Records
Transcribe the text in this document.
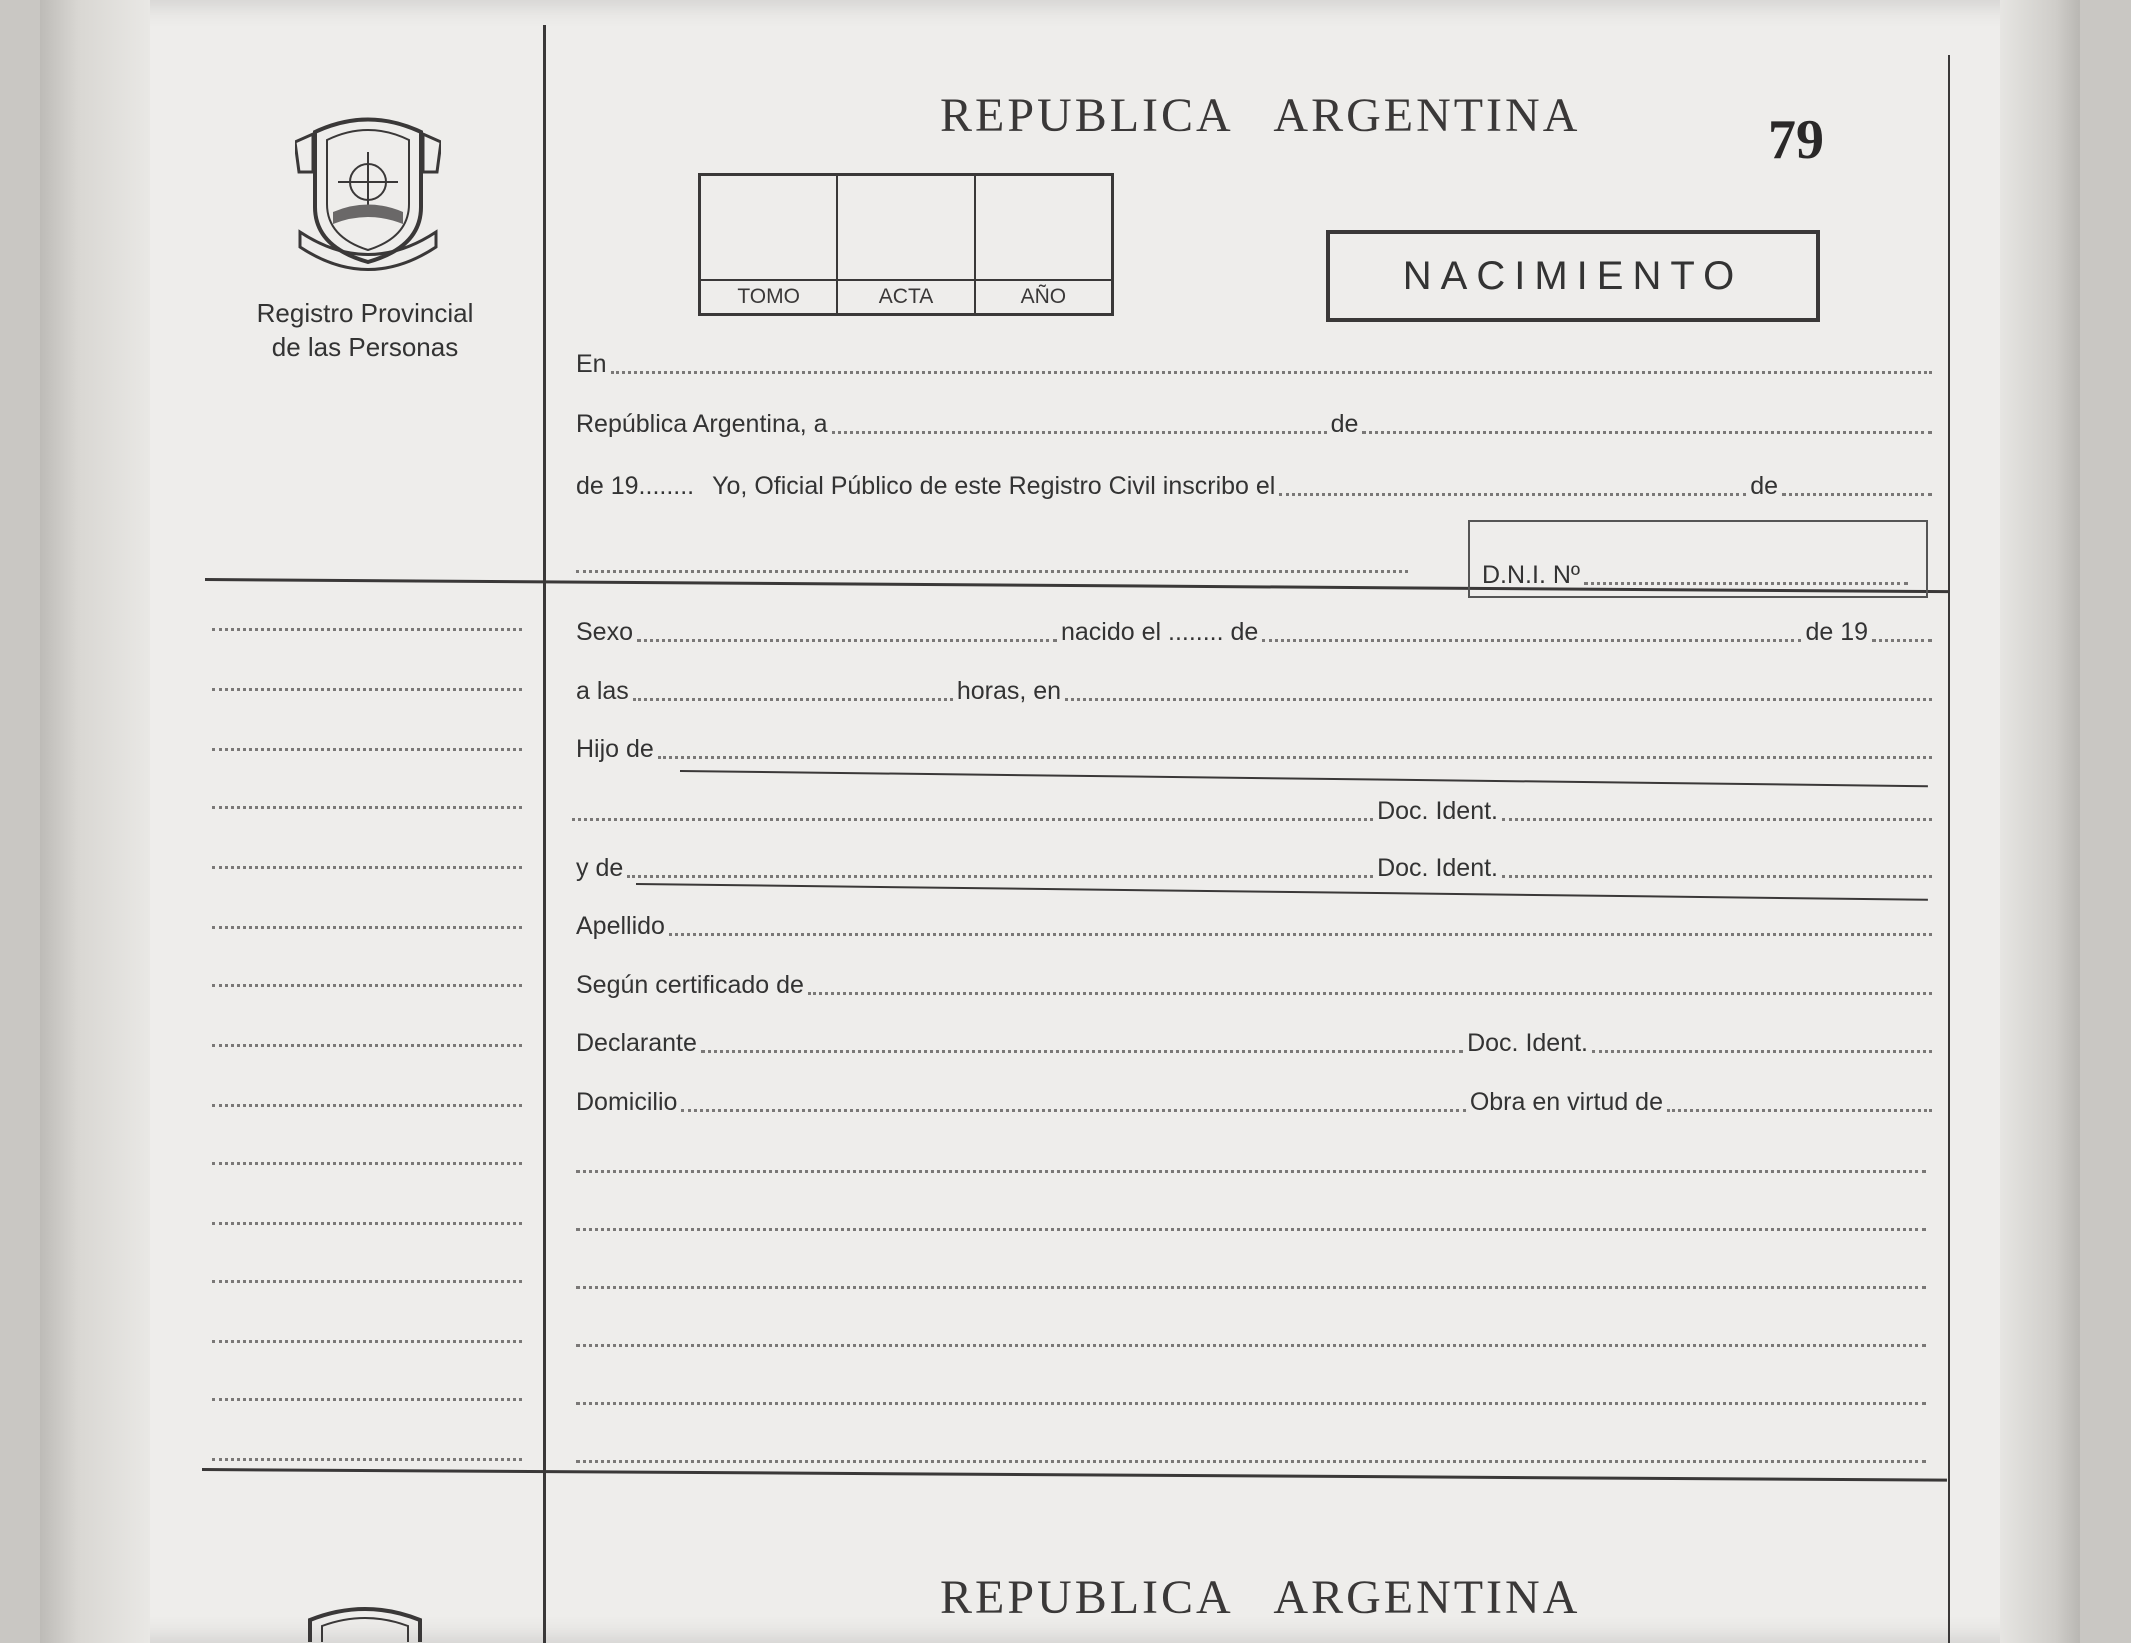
REPUBLICA   ARGENTINA	79
Registro Provincial
de las Personas
TOMO	ACTA	AÑO	NACIMIENTO
En
República Argentina, a	de
de 19........ Yo, Oficial Público de este Registro Civil inscribo el	de
D.N.I. Nº
Sexo	nacido el ........ de	de 19
a las	horas, en
Hijo de
Doc. Ident.
y de	Doc. Ident.
Apellido
Según certificado de
Declarante	Doc. Ident.
Domicilio	Obra en virtud de
REPUBLICA   ARGENTINA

What is being asked> Copy every line above that holds the word "Ident".

Solved exercise>
Doc. Ident.
y de	Doc. Ident.
Declarante	Doc. Ident.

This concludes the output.